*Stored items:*
-*-
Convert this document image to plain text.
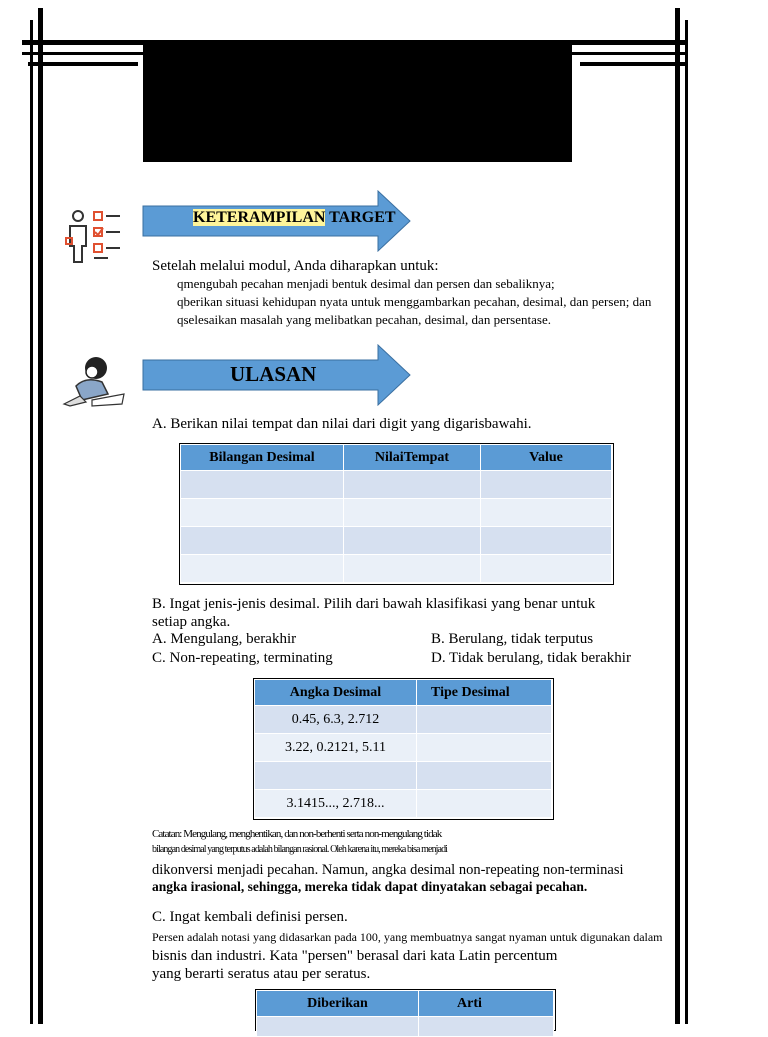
KETERAMPILAN TARGET
Setelah melalui modul, Anda diharapkan untuk:
qmengubah pecahan menjadi bentuk desimal dan persen dan sebaliknya;
qberikan situasi kehidupan nyata untuk menggambarkan pecahan, desimal, dan persen; dan
qselesaikan masalah yang melibatkan pecahan, desimal, dan persentase.
ULASAN
A. Berikan nilai tempat dan nilai dari digit yang digarisbawahi.
Bilangan Desimal	NilaiTempat	Value

B. Ingat jenis-jenis desimal. Pilih dari bawah klasifikasi yang benar untuk
setiap angka.
A. Mengulang, berakhir	B. Berulang, tidak terputus
C. Non-repeating, terminating	D. Tidak berulang, tidak berakhir
Angka Desimal	Tipe Desimal
0.45, 6.3, 2.712	
3.22, 0.2121, 5.11	

3.1415..., 2.718...	
Catatan: Mengulang, menghentikan, dan non-berhenti serta non-mengulang tidak
bilangan desimal yang terputus adalah bilangan rasional. Oleh karena itu, mereka bisa menjadi
dikonversi menjadi pecahan. Namun, angka desimal non-repeating non-terminasi
angka irasional, sehingga, mereka tidak dapat dinyatakan sebagai pecahan.
C. Ingat kembali definisi persen.
Persen adalah notasi yang didasarkan pada 100, yang membuatnya sangat nyaman untuk digunakan dalam
bisnis dan industri. Kata "persen" berasal dari kata Latin percentum
yang berarti seratus atau per seratus.
Diberikan	Arti
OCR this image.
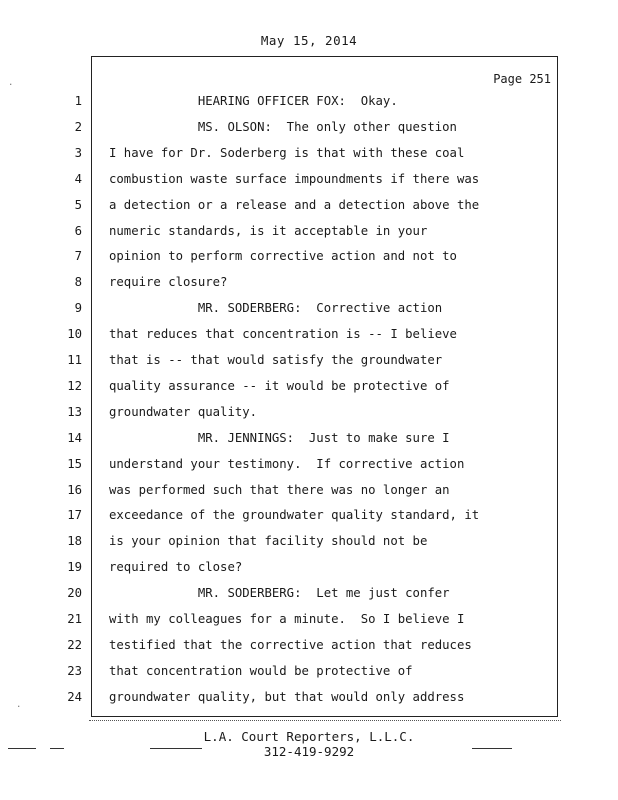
May 15, 2014
Page 251
1 HEARING OFFICER FOX:  Okay.
2 MS. OLSON:  The only other question
3 I have for Dr. Soderberg is that with these coal
4 combustion waste surface impoundments if there was
5 a detection or a release and a detection above the
6 numeric standards, is it acceptable in your
7 opinion to perform corrective action and not to
8 require closure?
9 MR. SODERBERG:  Corrective action
10 that reduces that concentration is -- I believe
11 that is -- that would satisfy the groundwater
12 quality assurance -- it would be protective of
13 groundwater quality.
14 MR. JENNINGS:  Just to make sure I
15 understand your testimony.  If corrective action
16 was performed such that there was no longer an
17 exceedance of the groundwater quality standard, it
18 is your opinion that facility should not be
19 required to close?
20 MR. SODERBERG:  Let me just confer
21 with my colleagues for a minute.  So I believe I
22 testified that the corrective action that reduces
23 that concentration would be protective of
24 groundwater quality, but that would only address
L.A. Court Reporters, L.L.C.
312-419-9292
.
.
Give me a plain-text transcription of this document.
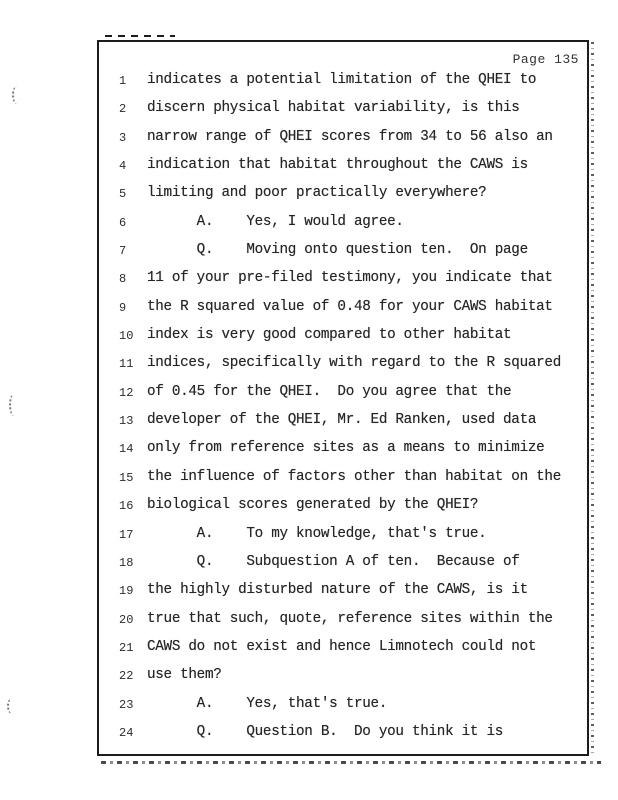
Page 135
1	indicates a potential limitation of the QHEI to
2	discern physical habitat variability, is this
3	narrow range of QHEI scores from 34 to 56 also an
4	indication that habitat throughout the CAWS is
5	limiting and poor practically everywhere?
6	A.    Yes, I would agree.
7	Q.    Moving onto question ten.  On page
8	11 of your pre-filed testimony, you indicate that
9	the R squared value of 0.48 for your CAWS habitat
10 index is very good compared to other habitat
11 indices, specifically with regard to the R squared
12 of 0.45 for the QHEI.  Do you agree that the
13 developer of the QHEI, Mr. Ed Ranken, used data
14 only from reference sites as a means to minimize
15 the influence of factors other than habitat on the
16 biological scores generated by the QHEI?
17 A.    To my knowledge, that's true.
18 Q.    Subquestion A of ten.  Because of
19 the highly disturbed nature of the CAWS, is it
20 true that such, quote, reference sites within the
21 CAWS do not exist and hence Limnotech could not
22 use them?
23 A.    Yes, that's true.
24 Q.    Question B.  Do you think it is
-*-
*What this task involves:*
Could you repeat all of the material exactly? Pictures should not be copied.

*In response:*
Convert this document image to plain text.
KETERAMPILAN TARGET
Setelah melalui modul, Anda diharapkan untuk:
qmengubah pecahan menjadi bentuk desimal dan persen dan sebaliknya;
qberikan situasi kehidupan nyata untuk menggambarkan pecahan, desimal, dan persen; dan
qselesaikan masalah yang melibatkan pecahan, desimal, dan persentase.
ULASAN
A. Berikan nilai tempat dan nilai dari digit yang digarisbawahi.
Bilangan Desimal	NilaiTempat	Value

B. Ingat jenis-jenis desimal. Pilih dari bawah klasifikasi yang benar untuk
setiap angka.
A. Mengulang, berakhir	B. Berulang, tidak terputus
C. Non-repeating, terminating	D. Tidak berulang, tidak berakhir
Angka Desimal	Tipe Desimal
0.45, 6.3, 2.712	
3.22, 0.2121, 5.11	

3.1415..., 2.718...	
Catatan: Mengulang, menghentikan, dan non-berhenti serta non-mengulang tidak
bilangan desimal yang terputus adalah bilangan rasional. Oleh karena itu, mereka bisa menjadi
dikonversi menjadi pecahan. Namun, angka desimal non-repeating non-terminasi
angka irasional, sehingga, mereka tidak dapat dinyatakan sebagai pecahan.
C. Ingat kembali definisi persen.
Persen adalah notasi yang didasarkan pada 100, yang membuatnya sangat nyaman untuk digunakan dalam
bisnis dan industri. Kata "persen" berasal dari kata Latin percentum
yang berarti seratus atau per seratus.
Diberikan	Arti
OCR this image.
May 15, 2014
Page 251
1 HEARING OFFICER FOX:  Okay.
2 MS. OLSON:  The only other question
3 I have for Dr. Soderberg is that with these coal
4 combustion waste surface impoundments if there was
5 a detection or a release and a detection above the
6 numeric standards, is it acceptable in your
7 opinion to perform corrective action and not to
8 require closure?
9 MR. SODERBERG:  Corrective action
10 that reduces that concentration is -- I believe
11 that is -- that would satisfy the groundwater
12 quality assurance -- it would be protective of
13 groundwater quality.
14 MR. JENNINGS:  Just to make sure I
15 understand your testimony.  If corrective action
16 was performed such that there was no longer an
17 exceedance of the groundwater quality standard, it
18 is your opinion that facility should not be
19 required to close?
20 MR. SODERBERG:  Let me just confer
21 with my colleagues for a minute.  So I believe I
22 testified that the corrective action that reduces
23 that concentration would be protective of
24 groundwater quality, but that would only address
L.A. Court Reporters, L.L.C.
312-419-9292
.
.
Give me a plain-text transcription of this document.
Page 135
1	indicates a potential limitation of the QHEI to
2	discern physical habitat variability, is this
3	narrow range of QHEI scores from 34 to 56 also an
4	indication that habitat throughout the CAWS is
5	limiting and poor practically everywhere?
6	A.    Yes, I would agree.
7	Q.    Moving onto question ten.  On page
8	11 of your pre-filed testimony, you indicate that
9	the R squared value of 0.48 for your CAWS habitat
10 index is very good compared to other habitat
11 indices, specifically with regard to the R squared
12 of 0.45 for the QHEI.  Do you agree that the
13 developer of the QHEI, Mr. Ed Ranken, used data
14 only from reference sites as a means to minimize
15 the influence of factors other than habitat on the
16 biological scores generated by the QHEI?
17 A.    To my knowledge, that's true.
18 Q.    Subquestion A of ten.  Because of
19 the highly disturbed nature of the CAWS, is it
20 true that such, quote, reference sites within the
21 CAWS do not exist and hence Limnotech could not
22 use them?
23 A.    Yes, that's true.
24 Q.    Question B.  Do you think it is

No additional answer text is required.